*The problem*: Can you reproduce all of the following material verbatim, keeping every line unchanged?

(Region and label listings)
——

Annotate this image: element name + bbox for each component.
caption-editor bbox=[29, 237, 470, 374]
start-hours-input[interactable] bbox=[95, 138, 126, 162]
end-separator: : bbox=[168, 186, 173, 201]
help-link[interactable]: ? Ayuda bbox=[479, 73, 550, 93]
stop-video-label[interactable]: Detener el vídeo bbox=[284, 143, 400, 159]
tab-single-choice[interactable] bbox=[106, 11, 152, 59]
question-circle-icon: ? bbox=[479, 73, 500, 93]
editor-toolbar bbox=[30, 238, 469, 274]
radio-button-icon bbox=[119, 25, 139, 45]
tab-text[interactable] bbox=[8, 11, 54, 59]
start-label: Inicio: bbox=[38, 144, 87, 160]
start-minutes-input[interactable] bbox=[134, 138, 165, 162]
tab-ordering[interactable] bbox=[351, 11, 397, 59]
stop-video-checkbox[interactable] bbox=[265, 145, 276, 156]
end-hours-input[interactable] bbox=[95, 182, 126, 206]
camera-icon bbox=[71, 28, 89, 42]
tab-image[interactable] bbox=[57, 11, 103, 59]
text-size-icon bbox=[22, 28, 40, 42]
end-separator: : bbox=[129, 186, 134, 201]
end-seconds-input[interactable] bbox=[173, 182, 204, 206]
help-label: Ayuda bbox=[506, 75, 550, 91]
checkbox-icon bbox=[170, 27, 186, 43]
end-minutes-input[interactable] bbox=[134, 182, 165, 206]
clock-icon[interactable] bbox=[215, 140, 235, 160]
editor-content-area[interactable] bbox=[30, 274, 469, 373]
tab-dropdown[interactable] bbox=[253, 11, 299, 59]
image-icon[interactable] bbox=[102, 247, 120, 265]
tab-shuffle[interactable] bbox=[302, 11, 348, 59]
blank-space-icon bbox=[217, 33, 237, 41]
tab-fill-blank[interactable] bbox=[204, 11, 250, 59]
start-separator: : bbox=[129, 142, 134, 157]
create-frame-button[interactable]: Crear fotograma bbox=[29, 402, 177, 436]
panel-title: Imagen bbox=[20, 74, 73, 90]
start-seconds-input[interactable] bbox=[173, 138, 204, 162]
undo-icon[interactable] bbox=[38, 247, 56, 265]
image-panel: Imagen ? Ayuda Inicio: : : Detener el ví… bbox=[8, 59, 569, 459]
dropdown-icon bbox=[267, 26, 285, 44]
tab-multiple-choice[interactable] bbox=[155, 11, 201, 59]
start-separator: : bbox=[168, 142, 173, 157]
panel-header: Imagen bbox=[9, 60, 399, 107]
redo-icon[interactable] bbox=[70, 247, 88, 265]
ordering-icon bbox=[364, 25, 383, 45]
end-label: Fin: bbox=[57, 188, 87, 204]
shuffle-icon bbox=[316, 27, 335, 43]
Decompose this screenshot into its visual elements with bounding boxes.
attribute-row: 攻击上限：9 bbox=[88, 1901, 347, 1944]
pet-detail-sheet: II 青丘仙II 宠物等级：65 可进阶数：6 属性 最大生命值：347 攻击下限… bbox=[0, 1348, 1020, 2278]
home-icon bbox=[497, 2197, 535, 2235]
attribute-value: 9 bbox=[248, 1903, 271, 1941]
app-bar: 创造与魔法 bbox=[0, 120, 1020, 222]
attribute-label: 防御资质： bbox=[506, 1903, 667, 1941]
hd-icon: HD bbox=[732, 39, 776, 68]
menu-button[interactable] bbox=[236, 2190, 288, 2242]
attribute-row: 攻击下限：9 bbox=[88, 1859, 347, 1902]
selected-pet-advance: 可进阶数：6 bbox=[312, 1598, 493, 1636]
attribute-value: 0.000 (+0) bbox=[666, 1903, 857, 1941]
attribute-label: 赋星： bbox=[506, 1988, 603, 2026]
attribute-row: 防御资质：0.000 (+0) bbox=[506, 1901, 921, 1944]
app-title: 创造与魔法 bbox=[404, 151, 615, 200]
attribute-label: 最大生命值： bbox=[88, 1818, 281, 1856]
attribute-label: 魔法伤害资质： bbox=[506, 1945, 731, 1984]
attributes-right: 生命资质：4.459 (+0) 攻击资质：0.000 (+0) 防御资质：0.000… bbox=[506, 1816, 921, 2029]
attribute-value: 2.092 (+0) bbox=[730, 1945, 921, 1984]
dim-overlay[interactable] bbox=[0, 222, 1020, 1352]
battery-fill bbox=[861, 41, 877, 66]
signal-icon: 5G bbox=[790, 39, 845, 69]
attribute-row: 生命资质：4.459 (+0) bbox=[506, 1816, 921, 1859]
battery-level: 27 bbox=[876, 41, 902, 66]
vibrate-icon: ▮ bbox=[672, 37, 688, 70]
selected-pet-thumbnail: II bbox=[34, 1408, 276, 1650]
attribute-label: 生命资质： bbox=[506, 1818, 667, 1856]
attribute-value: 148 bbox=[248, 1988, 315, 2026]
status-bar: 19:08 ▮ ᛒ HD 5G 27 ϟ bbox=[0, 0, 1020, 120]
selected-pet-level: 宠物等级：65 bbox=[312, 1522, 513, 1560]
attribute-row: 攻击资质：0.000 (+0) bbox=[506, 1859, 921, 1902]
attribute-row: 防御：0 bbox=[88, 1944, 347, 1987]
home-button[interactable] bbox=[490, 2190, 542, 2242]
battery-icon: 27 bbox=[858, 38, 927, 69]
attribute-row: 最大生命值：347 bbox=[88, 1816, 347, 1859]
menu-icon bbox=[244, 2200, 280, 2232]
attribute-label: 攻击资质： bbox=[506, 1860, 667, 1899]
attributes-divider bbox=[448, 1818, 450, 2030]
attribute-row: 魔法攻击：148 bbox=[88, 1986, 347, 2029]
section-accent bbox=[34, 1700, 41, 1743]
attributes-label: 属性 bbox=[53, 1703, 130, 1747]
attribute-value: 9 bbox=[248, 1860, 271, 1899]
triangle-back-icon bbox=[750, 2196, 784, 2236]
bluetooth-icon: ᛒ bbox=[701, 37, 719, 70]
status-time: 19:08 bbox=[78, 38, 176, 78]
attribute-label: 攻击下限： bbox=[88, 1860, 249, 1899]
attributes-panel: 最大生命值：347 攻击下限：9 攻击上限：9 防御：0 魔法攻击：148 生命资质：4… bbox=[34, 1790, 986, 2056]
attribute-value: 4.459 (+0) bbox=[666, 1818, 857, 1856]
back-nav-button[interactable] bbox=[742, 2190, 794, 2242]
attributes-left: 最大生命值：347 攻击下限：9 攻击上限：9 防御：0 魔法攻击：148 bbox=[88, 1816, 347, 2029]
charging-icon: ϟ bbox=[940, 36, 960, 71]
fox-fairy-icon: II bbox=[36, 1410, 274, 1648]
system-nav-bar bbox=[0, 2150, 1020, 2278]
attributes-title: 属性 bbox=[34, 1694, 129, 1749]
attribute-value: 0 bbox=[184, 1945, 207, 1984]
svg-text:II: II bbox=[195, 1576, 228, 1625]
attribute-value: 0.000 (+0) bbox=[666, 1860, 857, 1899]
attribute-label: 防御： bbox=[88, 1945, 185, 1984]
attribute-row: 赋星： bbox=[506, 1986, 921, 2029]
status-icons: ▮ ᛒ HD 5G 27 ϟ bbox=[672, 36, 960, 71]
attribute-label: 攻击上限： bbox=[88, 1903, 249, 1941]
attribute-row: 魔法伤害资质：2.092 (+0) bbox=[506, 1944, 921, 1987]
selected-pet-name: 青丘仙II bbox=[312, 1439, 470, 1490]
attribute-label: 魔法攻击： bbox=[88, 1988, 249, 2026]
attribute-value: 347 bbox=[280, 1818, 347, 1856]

——

*Complete answer*:
Annotate this image: element name + bbox for each component.
caption-editor bbox=[29, 237, 470, 374]
start-hours-input[interactable] bbox=[95, 138, 126, 162]
end-separator: : bbox=[168, 186, 173, 201]
help-link[interactable]: ? Ayuda bbox=[479, 73, 550, 93]
stop-video-label[interactable]: Detener el vídeo bbox=[284, 143, 400, 159]
tab-single-choice[interactable] bbox=[106, 11, 152, 59]
question-circle-icon: ? bbox=[479, 73, 500, 93]
editor-toolbar bbox=[30, 238, 469, 274]
radio-button-icon bbox=[119, 25, 139, 45]
tab-text[interactable] bbox=[8, 11, 54, 59]
start-label: Inicio: bbox=[38, 144, 87, 160]
start-minutes-input[interactable] bbox=[134, 138, 165, 162]
tab-ordering[interactable] bbox=[351, 11, 397, 59]
stop-video-checkbox[interactable] bbox=[265, 145, 276, 156]
end-hours-input[interactable] bbox=[95, 182, 126, 206]
camera-icon bbox=[71, 28, 89, 42]
tab-image[interactable] bbox=[57, 11, 103, 59]
text-size-icon bbox=[22, 28, 40, 42]
end-separator: : bbox=[129, 186, 134, 201]
end-seconds-input[interactable] bbox=[173, 182, 204, 206]
help-label: Ayuda bbox=[506, 75, 550, 91]
checkbox-icon bbox=[170, 27, 186, 43]
end-minutes-input[interactable] bbox=[134, 182, 165, 206]
clock-icon[interactable] bbox=[215, 140, 235, 160]
editor-content-area[interactable] bbox=[30, 274, 469, 373]
tab-dropdown[interactable] bbox=[253, 11, 299, 59]
image-icon[interactable] bbox=[102, 247, 120, 265]
tab-shuffle[interactable] bbox=[302, 11, 348, 59]
blank-space-icon bbox=[217, 33, 237, 41]
tab-fill-blank[interactable] bbox=[204, 11, 250, 59]
start-separator: : bbox=[129, 142, 134, 157]
create-frame-button[interactable]: Crear fotograma bbox=[29, 402, 177, 436]
panel-title: Imagen bbox=[20, 74, 73, 90]
start-seconds-input[interactable] bbox=[173, 138, 204, 162]
undo-icon[interactable] bbox=[38, 247, 56, 265]
image-panel: Imagen ? Ayuda Inicio: : : Detener el ví… bbox=[8, 59, 569, 459]
dropdown-icon bbox=[267, 26, 285, 44]
tab-multiple-choice[interactable] bbox=[155, 11, 201, 59]
start-separator: : bbox=[168, 142, 173, 157]
panel-header: Imagen bbox=[9, 60, 399, 107]
redo-icon[interactable] bbox=[70, 247, 88, 265]
ordering-icon bbox=[364, 25, 383, 45]
end-label: Fin: bbox=[57, 188, 87, 204]
shuffle-icon bbox=[316, 27, 335, 43]
Decompose this screenshot into its visual elements with bounding boxes.
attribute-row: 攻击上限：9 bbox=[88, 1901, 347, 1944]
pet-detail-sheet: II 青丘仙II 宠物等级：65 可进阶数：6 属性 最大生命值：347 攻击下限… bbox=[0, 1348, 1020, 2278]
home-icon bbox=[497, 2197, 535, 2235]
attribute-value: 9 bbox=[248, 1903, 271, 1941]
app-bar: 创造与魔法 bbox=[0, 120, 1020, 222]
attribute-label: 防御资质： bbox=[506, 1903, 667, 1941]
hd-icon: HD bbox=[732, 39, 776, 68]
menu-button[interactable] bbox=[236, 2190, 288, 2242]
attribute-row: 攻击下限：9 bbox=[88, 1859, 347, 1902]
selected-pet-advance: 可进阶数：6 bbox=[312, 1598, 493, 1636]
attribute-value: 0.000 (+0) bbox=[666, 1903, 857, 1941]
attribute-label: 赋星： bbox=[506, 1988, 603, 2026]
attribute-row: 防御资质：0.000 (+0) bbox=[506, 1901, 921, 1944]
app-title: 创造与魔法 bbox=[404, 151, 615, 200]
attribute-label: 最大生命值： bbox=[88, 1818, 281, 1856]
attribute-label: 魔法伤害资质： bbox=[506, 1945, 731, 1984]
attributes-right: 生命资质：4.459 (+0) 攻击资质：0.000 (+0) 防御资质：0.000… bbox=[506, 1816, 921, 2029]
attribute-value: 2.092 (+0) bbox=[730, 1945, 921, 1984]
dim-overlay[interactable] bbox=[0, 222, 1020, 1352]
battery-fill bbox=[861, 41, 877, 66]
signal-icon: 5G bbox=[790, 39, 845, 69]
attribute-row: 生命资质：4.459 (+0) bbox=[506, 1816, 921, 1859]
battery-level: 27 bbox=[876, 41, 902, 66]
vibrate-icon: ▮ bbox=[672, 37, 688, 70]
selected-pet-thumbnail: II bbox=[34, 1408, 276, 1650]
attribute-label: 生命资质： bbox=[506, 1818, 667, 1856]
attribute-value: 148 bbox=[248, 1988, 315, 2026]
status-bar: 19:08 ▮ ᛒ HD 5G 27 ϟ bbox=[0, 0, 1020, 120]
selected-pet-level: 宠物等级：65 bbox=[312, 1522, 513, 1560]
attribute-row: 攻击资质：0.000 (+0) bbox=[506, 1859, 921, 1902]
attribute-row: 防御：0 bbox=[88, 1944, 347, 1987]
home-button[interactable] bbox=[490, 2190, 542, 2242]
battery-icon: 27 bbox=[858, 38, 927, 69]
attribute-row: 最大生命值：347 bbox=[88, 1816, 347, 1859]
menu-icon bbox=[244, 2200, 280, 2232]
attribute-label: 攻击资质： bbox=[506, 1860, 667, 1899]
attributes-divider bbox=[448, 1818, 450, 2030]
attribute-row: 魔法攻击：148 bbox=[88, 1986, 347, 2029]
section-accent bbox=[34, 1700, 41, 1743]
attributes-label: 属性 bbox=[53, 1703, 130, 1747]
attribute-value: 9 bbox=[248, 1860, 271, 1899]
triangle-back-icon bbox=[750, 2196, 784, 2236]
bluetooth-icon: ᛒ bbox=[701, 37, 719, 70]
status-time: 19:08 bbox=[78, 38, 176, 78]
attribute-label: 攻击下限： bbox=[88, 1860, 249, 1899]
attributes-panel: 最大生命值：347 攻击下限：9 攻击上限：9 防御：0 魔法攻击：148 生命资质：4… bbox=[34, 1790, 986, 2056]
attribute-value: 4.459 (+0) bbox=[666, 1818, 857, 1856]
back-nav-button[interactable] bbox=[742, 2190, 794, 2242]
attributes-left: 最大生命值：347 攻击下限：9 攻击上限：9 防御：0 魔法攻击：148 bbox=[88, 1816, 347, 2029]
charging-icon: ϟ bbox=[940, 36, 960, 71]
fox-fairy-icon: II bbox=[36, 1410, 274, 1648]
system-nav-bar bbox=[0, 2150, 1020, 2278]
attributes-title: 属性 bbox=[34, 1694, 129, 1749]
attribute-value: 0 bbox=[184, 1945, 207, 1984]
svg-text:II: II bbox=[195, 1576, 228, 1625]
attribute-value: 0.000 (+0) bbox=[666, 1860, 857, 1899]
attribute-label: 防御： bbox=[88, 1945, 185, 1984]
attribute-row: 赋星： bbox=[506, 1986, 921, 2029]
status-icons: ▮ ᛒ HD 5G 27 ϟ bbox=[672, 36, 960, 71]
attribute-label: 攻击上限： bbox=[88, 1903, 249, 1941]
attribute-row: 魔法伤害资质：2.092 (+0) bbox=[506, 1944, 921, 1987]
selected-pet-name: 青丘仙II bbox=[312, 1439, 470, 1490]
attribute-label: 魔法攻击： bbox=[88, 1988, 249, 2026]
attribute-value: 347 bbox=[280, 1818, 347, 1856]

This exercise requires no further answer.